| Instructions to follow |
Below are the records. List every line holding the word "трапецевидний".

| Task data |
————
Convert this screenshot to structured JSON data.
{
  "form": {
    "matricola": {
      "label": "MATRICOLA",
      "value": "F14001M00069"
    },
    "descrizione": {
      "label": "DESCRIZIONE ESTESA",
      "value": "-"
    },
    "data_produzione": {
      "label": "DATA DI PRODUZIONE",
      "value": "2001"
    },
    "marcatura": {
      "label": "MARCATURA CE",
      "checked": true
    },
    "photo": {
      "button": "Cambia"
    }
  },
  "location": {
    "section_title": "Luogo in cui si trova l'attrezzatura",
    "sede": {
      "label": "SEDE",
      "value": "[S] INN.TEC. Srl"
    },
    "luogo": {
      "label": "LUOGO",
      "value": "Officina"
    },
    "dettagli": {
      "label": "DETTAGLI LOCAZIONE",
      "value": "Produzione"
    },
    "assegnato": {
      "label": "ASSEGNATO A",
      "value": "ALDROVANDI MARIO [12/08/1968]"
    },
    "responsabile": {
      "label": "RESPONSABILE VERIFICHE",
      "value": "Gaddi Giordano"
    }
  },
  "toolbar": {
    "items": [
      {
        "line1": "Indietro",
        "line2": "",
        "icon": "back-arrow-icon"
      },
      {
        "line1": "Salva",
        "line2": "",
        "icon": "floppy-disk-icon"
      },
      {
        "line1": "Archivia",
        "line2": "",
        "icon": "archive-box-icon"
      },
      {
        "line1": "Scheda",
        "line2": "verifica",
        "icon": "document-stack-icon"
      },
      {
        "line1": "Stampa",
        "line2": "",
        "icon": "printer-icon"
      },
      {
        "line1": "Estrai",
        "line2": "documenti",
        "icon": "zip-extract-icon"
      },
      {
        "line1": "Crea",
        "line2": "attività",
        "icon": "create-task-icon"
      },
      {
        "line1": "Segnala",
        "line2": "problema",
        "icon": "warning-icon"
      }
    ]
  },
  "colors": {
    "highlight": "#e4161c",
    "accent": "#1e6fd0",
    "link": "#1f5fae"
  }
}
————
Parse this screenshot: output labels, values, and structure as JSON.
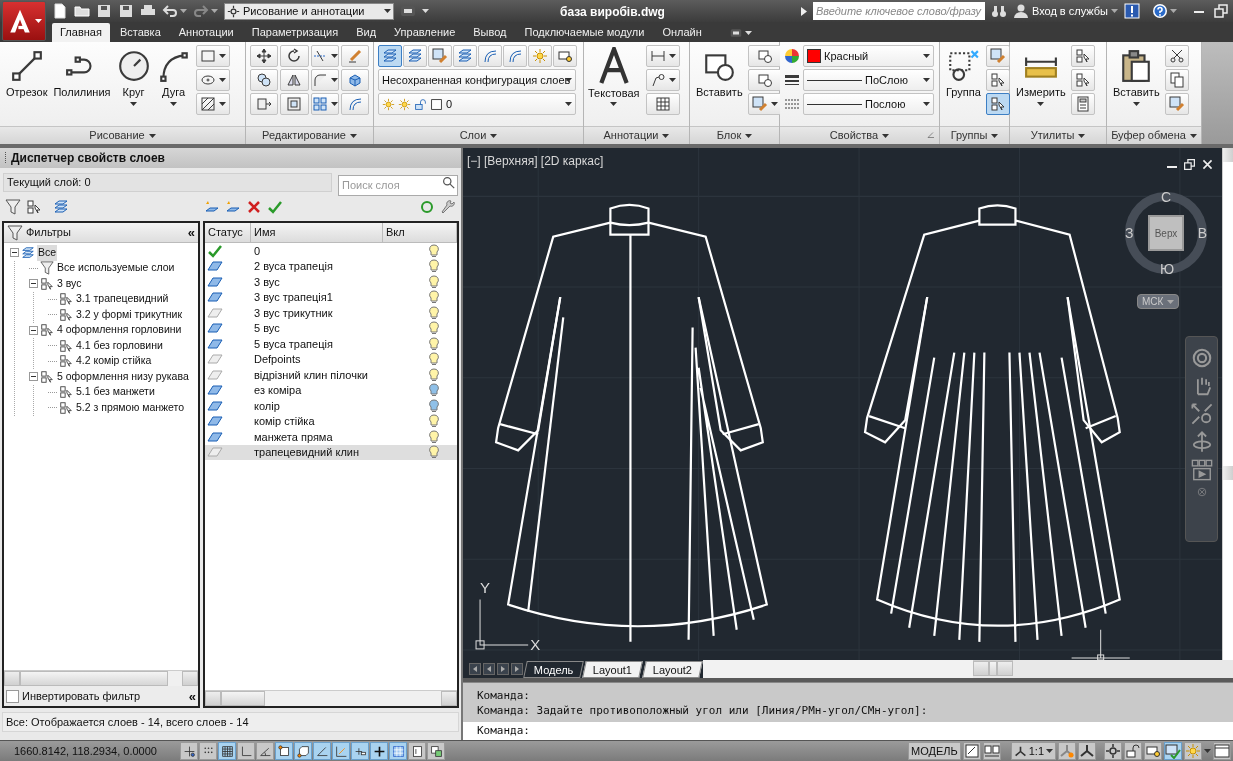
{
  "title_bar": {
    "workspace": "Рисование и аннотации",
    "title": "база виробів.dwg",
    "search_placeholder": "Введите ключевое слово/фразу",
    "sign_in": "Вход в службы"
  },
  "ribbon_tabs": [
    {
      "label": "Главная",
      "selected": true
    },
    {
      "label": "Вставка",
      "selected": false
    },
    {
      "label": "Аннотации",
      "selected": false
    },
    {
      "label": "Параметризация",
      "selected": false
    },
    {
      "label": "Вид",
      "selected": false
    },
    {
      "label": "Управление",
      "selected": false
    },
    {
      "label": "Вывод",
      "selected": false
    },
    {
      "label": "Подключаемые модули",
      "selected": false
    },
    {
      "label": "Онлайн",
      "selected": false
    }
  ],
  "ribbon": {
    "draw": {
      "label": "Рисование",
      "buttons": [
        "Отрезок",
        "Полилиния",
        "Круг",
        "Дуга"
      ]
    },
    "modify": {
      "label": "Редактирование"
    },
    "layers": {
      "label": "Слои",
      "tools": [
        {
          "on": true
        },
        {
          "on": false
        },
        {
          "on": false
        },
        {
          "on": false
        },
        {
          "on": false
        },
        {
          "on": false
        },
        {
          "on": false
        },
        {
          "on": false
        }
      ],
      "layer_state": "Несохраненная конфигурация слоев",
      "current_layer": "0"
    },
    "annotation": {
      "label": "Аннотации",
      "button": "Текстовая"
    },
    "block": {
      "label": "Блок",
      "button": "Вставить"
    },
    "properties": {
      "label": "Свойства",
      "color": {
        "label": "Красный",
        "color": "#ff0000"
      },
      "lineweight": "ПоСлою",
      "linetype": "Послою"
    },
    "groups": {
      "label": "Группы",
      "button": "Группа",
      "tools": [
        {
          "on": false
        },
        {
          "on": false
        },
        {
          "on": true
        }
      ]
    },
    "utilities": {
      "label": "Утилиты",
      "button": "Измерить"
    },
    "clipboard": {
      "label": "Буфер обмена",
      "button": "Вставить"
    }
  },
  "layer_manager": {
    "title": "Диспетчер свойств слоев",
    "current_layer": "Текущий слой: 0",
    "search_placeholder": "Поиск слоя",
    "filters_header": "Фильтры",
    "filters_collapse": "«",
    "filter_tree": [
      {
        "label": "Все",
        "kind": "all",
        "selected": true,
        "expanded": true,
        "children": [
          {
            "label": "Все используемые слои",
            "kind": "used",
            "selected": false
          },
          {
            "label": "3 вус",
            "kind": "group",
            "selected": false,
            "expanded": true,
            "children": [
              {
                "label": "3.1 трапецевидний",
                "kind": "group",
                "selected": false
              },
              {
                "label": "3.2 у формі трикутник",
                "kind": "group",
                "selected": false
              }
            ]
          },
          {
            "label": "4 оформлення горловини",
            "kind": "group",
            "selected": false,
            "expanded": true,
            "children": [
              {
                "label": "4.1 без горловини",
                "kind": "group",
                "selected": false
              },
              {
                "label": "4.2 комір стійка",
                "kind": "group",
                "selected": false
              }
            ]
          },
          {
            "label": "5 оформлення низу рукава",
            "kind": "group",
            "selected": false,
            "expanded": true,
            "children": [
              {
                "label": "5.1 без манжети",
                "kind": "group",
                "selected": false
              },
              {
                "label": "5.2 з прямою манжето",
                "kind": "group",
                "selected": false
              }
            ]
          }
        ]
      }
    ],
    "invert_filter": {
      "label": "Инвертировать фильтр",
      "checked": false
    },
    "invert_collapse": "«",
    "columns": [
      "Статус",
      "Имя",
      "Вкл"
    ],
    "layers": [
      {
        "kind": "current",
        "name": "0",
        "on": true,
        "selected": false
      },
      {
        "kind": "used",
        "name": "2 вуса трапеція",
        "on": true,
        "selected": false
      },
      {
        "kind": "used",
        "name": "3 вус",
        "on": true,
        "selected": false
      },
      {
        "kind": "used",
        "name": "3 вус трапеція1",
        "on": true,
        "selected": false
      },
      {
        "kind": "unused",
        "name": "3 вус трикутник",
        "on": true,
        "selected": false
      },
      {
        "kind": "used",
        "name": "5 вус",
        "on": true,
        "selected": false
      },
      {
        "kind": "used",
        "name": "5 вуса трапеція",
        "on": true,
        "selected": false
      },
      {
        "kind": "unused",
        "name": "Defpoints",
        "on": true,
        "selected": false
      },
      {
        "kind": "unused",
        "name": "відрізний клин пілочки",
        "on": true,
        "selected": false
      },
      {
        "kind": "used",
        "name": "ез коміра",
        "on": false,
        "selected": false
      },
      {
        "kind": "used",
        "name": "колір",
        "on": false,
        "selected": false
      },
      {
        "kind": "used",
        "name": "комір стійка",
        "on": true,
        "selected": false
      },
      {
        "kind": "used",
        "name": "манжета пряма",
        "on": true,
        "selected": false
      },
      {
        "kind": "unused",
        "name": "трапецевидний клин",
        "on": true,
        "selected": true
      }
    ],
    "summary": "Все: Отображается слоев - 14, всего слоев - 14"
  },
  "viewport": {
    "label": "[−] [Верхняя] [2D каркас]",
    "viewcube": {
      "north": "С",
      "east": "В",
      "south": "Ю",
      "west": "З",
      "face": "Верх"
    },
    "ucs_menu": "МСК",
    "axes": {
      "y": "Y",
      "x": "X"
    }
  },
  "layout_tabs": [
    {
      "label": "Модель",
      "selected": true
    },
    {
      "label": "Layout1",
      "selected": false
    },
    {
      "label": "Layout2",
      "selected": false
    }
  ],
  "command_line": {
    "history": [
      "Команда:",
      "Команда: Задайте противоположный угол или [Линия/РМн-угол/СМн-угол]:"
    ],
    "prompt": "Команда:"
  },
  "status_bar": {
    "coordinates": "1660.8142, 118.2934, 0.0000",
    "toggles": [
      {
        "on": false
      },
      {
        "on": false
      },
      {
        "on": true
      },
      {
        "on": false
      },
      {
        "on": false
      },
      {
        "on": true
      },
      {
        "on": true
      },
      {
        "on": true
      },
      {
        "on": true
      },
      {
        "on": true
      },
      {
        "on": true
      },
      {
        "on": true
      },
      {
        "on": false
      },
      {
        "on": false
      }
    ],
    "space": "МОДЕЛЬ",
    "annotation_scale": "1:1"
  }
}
————
| Full answer |
                "label": "3.1 трапецевидний",
        "name": "трапецевидний клин",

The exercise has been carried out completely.